(Recorded data)
# # # #
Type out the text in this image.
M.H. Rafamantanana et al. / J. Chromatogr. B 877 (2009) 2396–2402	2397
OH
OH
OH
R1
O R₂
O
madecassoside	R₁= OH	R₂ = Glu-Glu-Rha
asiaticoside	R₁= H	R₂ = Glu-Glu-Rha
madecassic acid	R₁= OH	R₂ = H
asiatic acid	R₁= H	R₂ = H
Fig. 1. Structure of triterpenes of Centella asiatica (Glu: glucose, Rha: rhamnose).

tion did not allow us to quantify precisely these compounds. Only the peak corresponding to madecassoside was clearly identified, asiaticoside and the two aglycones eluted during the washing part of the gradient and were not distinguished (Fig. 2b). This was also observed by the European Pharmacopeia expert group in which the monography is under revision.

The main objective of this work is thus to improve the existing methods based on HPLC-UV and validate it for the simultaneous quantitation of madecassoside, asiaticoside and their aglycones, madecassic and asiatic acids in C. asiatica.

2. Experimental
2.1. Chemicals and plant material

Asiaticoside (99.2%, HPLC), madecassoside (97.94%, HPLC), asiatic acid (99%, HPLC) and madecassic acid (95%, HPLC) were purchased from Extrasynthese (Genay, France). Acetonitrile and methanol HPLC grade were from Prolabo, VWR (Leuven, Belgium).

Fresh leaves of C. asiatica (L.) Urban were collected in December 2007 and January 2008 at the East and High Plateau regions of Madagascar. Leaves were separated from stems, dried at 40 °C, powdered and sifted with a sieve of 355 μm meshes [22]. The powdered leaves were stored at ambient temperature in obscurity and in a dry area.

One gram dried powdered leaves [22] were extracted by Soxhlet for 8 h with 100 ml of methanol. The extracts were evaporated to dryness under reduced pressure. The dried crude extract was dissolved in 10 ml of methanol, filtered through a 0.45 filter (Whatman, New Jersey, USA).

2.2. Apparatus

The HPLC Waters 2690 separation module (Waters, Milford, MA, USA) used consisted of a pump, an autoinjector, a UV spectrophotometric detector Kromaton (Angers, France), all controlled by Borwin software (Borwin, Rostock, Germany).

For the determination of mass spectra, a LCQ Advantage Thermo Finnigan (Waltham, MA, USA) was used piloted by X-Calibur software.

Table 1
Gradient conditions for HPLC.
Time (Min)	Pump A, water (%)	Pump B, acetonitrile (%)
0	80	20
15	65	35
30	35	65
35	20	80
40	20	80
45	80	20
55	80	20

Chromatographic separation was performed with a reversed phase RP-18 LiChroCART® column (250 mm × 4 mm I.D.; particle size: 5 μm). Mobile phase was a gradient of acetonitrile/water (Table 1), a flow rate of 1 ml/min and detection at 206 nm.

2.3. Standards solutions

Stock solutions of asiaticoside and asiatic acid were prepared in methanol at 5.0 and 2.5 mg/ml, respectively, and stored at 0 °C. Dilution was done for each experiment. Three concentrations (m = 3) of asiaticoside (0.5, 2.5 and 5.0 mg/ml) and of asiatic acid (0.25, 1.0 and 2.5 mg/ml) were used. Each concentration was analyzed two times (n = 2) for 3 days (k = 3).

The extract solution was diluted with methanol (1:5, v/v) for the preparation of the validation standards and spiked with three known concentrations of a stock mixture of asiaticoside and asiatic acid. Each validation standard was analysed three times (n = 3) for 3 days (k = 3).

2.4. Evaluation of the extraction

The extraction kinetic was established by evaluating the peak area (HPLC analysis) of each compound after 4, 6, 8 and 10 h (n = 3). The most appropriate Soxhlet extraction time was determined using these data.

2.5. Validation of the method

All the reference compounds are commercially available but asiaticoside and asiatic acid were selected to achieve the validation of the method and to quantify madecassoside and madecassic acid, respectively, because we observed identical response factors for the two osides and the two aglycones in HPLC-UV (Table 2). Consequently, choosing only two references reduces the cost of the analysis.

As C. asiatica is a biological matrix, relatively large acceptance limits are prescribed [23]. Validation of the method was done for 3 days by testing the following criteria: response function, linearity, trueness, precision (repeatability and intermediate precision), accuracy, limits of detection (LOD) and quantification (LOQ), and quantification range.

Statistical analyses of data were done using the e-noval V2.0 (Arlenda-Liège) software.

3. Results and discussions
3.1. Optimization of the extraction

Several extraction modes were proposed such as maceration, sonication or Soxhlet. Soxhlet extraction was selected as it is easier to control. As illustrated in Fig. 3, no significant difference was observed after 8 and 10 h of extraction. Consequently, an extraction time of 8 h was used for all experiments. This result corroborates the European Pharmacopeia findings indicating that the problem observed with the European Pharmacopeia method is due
# # # #
**INSTRUCTION**
Send back each record exactly as it stands.

**SOLUTION TO THIS TASK**
Type out the text in this image.
M.H. Rafamantanana et al. / J. Chromatogr. B 877 (2009) 2396–2402	2397
OH
OH
OH
R1
O R₂
O
madecassoside	R₁= OH	R₂ = Glu-Glu-Rha
asiaticoside	R₁= H	R₂ = Glu-Glu-Rha
madecassic acid	R₁= OH	R₂ = H
asiatic acid	R₁= H	R₂ = H
Fig. 1. Structure of triterpenes of Centella asiatica (Glu: glucose, Rha: rhamnose).

tion did not allow us to quantify precisely these compounds. Only the peak corresponding to madecassoside was clearly identified, asiaticoside and the two aglycones eluted during the washing part of the gradient and were not distinguished (Fig. 2b). This was also observed by the European Pharmacopeia expert group in which the monography is under revision.

The main objective of this work is thus to improve the existing methods based on HPLC-UV and validate it for the simultaneous quantitation of madecassoside, asiaticoside and their aglycones, madecassic and asiatic acids in C. asiatica.

2. Experimental
2.1. Chemicals and plant material

Asiaticoside (99.2%, HPLC), madecassoside (97.94%, HPLC), asiatic acid (99%, HPLC) and madecassic acid (95%, HPLC) were purchased from Extrasynthese (Genay, France). Acetonitrile and methanol HPLC grade were from Prolabo, VWR (Leuven, Belgium).

Fresh leaves of C. asiatica (L.) Urban were collected in December 2007 and January 2008 at the East and High Plateau regions of Madagascar. Leaves were separated from stems, dried at 40 °C, powdered and sifted with a sieve of 355 μm meshes [22]. The powdered leaves were stored at ambient temperature in obscurity and in a dry area.

One gram dried powdered leaves [22] were extracted by Soxhlet for 8 h with 100 ml of methanol. The extracts were evaporated to dryness under reduced pressure. The dried crude extract was dissolved in 10 ml of methanol, filtered through a 0.45 filter (Whatman, New Jersey, USA).

2.2. Apparatus

The HPLC Waters 2690 separation module (Waters, Milford, MA, USA) used consisted of a pump, an autoinjector, a UV spectrophotometric detector Kromaton (Angers, France), all controlled by Borwin software (Borwin, Rostock, Germany).

For the determination of mass spectra, a LCQ Advantage Thermo Finnigan (Waltham, MA, USA) was used piloted by X-Calibur software.

Table 1
Gradient conditions for HPLC.
Time (Min)	Pump A, water (%)	Pump B, acetonitrile (%)
0	80	20
15	65	35
30	35	65
35	20	80
40	20	80
45	80	20
55	80	20

Chromatographic separation was performed with a reversed phase RP-18 LiChroCART® column (250 mm × 4 mm I.D.; particle size: 5 μm). Mobile phase was a gradient of acetonitrile/water (Table 1), a flow rate of 1 ml/min and detection at 206 nm.

2.3. Standards solutions

Stock solutions of asiaticoside and asiatic acid were prepared in methanol at 5.0 and 2.5 mg/ml, respectively, and stored at 0 °C. Dilution was done for each experiment. Three concentrations (m = 3) of asiaticoside (0.5, 2.5 and 5.0 mg/ml) and of asiatic acid (0.25, 1.0 and 2.5 mg/ml) were used. Each concentration was analyzed two times (n = 2) for 3 days (k = 3).

The extract solution was diluted with methanol (1:5, v/v) for the preparation of the validation standards and spiked with three known concentrations of a stock mixture of asiaticoside and asiatic acid. Each validation standard was analysed three times (n = 3) for 3 days (k = 3).

2.4. Evaluation of the extraction

The extraction kinetic was established by evaluating the peak area (HPLC analysis) of each compound after 4, 6, 8 and 10 h (n = 3). The most appropriate Soxhlet extraction time was determined using these data.

2.5. Validation of the method

All the reference compounds are commercially available but asiaticoside and asiatic acid were selected to achieve the validation of the method and to quantify madecassoside and madecassic acid, respectively, because we observed identical response factors for the two osides and the two aglycones in HPLC-UV (Table 2). Consequently, choosing only two references reduces the cost of the analysis.

As C. asiatica is a biological matrix, relatively large acceptance limits are prescribed [23]. Validation of the method was done for 3 days by testing the following criteria: response function, linearity, trueness, precision (repeatability and intermediate precision), accuracy, limits of detection (LOD) and quantification (LOQ), and quantification range.

Statistical analyses of data were done using the e-noval V2.0 (Arlenda-Liège) software.

3. Results and discussions
3.1. Optimization of the extraction

Several extraction modes were proposed such as maceration, sonication or Soxhlet. Soxhlet extraction was selected as it is easier to control. As illustrated in Fig. 3, no significant difference was observed after 8 and 10 h of extraction. Consequently, an extraction time of 8 h was used for all experiments. This result corroborates the European Pharmacopeia findings indicating that the problem observed with the European Pharmacopeia method is due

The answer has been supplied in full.